● **What the exercise asks**
In the records below, find each line with the word "propos" and copy it.

— BEGIN Entries provided —

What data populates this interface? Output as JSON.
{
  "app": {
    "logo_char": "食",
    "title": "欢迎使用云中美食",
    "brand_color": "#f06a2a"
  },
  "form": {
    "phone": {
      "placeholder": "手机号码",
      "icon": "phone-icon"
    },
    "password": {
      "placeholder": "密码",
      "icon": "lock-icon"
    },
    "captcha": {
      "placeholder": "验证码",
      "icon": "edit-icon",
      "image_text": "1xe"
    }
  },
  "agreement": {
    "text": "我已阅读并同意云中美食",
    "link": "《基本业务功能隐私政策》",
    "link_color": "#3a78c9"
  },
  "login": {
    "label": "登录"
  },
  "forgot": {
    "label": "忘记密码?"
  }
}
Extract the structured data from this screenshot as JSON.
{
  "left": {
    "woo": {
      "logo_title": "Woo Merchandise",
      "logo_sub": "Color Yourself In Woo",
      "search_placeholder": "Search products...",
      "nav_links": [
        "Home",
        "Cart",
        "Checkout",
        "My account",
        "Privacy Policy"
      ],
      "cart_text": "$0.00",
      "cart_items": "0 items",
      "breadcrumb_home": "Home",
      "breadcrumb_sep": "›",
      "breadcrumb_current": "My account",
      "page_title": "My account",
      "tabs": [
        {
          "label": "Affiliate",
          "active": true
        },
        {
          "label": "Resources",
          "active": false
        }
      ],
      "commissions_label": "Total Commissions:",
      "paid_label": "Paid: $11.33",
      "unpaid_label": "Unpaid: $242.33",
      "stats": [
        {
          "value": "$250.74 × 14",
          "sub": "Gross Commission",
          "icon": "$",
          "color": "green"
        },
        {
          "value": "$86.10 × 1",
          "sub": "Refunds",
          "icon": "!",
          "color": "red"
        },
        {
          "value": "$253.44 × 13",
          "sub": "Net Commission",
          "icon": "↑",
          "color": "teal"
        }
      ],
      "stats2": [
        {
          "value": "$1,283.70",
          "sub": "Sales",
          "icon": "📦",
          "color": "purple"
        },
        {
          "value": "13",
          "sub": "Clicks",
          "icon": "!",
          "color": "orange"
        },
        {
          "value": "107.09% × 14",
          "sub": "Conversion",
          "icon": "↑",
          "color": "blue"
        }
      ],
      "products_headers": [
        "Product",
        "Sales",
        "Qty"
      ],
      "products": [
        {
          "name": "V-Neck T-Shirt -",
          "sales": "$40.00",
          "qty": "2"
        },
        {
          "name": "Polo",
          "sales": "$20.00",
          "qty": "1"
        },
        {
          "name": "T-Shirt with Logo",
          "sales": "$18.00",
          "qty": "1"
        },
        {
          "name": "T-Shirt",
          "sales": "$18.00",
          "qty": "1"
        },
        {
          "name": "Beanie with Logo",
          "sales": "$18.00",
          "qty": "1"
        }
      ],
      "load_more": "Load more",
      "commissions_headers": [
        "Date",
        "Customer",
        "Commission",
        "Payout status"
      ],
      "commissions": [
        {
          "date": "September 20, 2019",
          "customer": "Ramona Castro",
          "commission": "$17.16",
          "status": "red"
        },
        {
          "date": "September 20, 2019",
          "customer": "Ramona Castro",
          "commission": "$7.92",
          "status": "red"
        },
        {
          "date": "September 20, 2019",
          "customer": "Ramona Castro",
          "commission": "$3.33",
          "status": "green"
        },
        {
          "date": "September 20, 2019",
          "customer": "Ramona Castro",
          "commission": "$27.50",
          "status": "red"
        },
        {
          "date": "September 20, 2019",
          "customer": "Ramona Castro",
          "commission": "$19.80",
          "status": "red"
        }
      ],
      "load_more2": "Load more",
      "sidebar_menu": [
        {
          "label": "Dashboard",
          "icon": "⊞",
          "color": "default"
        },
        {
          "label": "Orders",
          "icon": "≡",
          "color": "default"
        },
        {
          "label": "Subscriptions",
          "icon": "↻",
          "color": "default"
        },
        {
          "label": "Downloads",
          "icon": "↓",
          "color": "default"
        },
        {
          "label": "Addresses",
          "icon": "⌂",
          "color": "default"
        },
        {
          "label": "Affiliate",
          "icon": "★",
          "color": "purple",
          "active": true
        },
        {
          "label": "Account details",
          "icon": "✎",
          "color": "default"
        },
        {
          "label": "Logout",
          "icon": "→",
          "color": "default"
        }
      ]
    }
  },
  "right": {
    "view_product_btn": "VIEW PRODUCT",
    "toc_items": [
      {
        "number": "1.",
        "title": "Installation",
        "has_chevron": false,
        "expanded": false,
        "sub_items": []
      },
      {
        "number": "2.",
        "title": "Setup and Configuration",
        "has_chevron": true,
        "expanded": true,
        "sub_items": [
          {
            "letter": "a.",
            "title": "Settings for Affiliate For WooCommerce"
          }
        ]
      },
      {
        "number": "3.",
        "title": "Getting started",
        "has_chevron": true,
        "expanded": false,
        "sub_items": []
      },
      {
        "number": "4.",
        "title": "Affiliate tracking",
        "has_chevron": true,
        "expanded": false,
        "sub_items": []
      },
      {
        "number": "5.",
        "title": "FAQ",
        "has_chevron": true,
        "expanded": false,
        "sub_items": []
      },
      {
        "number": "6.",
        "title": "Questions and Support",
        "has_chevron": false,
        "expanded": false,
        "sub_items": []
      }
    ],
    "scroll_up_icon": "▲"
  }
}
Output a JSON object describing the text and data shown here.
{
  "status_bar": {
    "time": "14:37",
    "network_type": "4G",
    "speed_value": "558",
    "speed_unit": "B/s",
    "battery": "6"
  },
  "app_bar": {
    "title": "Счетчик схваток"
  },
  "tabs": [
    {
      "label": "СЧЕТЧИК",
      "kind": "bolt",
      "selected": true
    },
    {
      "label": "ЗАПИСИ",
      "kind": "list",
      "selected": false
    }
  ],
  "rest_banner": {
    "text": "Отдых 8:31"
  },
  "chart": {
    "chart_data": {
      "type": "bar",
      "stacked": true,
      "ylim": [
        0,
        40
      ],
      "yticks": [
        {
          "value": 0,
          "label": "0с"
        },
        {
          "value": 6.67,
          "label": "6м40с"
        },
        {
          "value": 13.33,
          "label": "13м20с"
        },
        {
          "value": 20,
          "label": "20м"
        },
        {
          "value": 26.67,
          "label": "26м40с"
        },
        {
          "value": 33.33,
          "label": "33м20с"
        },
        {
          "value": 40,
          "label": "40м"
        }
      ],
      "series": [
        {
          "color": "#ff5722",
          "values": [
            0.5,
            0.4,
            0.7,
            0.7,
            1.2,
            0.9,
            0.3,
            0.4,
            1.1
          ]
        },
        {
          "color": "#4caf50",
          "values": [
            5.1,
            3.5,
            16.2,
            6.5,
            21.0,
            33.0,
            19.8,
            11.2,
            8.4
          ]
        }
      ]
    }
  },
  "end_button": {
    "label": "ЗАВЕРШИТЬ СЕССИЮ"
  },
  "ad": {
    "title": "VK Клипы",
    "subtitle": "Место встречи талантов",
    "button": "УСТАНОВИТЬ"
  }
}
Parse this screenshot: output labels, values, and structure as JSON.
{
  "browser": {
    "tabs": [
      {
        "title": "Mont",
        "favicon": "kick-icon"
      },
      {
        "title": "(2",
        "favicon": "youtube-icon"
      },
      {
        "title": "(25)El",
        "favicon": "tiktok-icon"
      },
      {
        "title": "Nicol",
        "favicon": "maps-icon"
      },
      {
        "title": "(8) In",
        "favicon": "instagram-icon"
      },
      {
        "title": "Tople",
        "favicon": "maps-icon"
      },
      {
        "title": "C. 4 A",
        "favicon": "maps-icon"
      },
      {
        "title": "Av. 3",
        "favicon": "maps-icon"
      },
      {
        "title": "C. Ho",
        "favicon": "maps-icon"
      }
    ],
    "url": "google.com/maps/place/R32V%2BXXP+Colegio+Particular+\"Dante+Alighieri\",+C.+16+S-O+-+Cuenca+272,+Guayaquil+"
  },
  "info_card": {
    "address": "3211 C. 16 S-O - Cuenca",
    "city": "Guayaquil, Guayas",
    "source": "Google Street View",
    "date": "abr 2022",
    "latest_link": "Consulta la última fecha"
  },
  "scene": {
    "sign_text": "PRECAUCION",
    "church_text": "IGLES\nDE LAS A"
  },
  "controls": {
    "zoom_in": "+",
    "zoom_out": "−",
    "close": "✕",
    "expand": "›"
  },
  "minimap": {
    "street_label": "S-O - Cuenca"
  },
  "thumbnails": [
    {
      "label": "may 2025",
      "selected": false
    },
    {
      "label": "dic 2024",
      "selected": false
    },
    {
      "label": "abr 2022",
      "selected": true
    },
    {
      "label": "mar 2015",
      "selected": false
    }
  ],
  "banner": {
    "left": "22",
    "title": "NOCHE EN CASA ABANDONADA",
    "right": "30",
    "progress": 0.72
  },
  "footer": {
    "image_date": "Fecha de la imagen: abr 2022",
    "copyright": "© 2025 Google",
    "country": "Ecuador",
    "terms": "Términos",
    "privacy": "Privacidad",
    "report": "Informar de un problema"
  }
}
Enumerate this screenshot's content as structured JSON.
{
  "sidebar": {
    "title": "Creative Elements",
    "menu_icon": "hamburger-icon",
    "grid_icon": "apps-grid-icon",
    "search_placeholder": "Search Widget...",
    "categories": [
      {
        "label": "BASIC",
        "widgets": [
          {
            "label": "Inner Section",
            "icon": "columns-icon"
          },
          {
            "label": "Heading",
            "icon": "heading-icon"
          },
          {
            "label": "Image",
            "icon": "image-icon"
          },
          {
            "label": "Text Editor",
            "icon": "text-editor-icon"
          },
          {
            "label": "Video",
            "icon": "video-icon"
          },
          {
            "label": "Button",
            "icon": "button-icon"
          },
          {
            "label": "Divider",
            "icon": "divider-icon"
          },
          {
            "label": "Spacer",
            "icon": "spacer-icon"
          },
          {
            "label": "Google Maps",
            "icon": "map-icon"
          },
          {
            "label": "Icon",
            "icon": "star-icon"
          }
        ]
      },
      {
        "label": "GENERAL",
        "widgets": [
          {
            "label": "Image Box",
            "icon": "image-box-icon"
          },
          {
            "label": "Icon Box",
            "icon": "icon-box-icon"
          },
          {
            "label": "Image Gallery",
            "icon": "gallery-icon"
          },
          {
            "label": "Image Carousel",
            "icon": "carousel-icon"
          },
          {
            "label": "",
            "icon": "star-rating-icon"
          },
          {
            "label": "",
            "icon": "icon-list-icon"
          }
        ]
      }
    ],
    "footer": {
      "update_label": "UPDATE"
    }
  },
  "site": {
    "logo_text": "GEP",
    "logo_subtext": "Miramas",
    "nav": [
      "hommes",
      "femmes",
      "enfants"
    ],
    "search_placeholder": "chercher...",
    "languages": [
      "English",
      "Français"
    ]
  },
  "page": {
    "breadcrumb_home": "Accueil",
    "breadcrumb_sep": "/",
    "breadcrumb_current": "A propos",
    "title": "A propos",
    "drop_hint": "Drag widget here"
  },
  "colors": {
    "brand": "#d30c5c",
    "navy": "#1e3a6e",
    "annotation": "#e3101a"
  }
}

— END Entries provided —

● **Completed exercise**
    "breadcrumb_current": "A propos",
    "title": "A propos",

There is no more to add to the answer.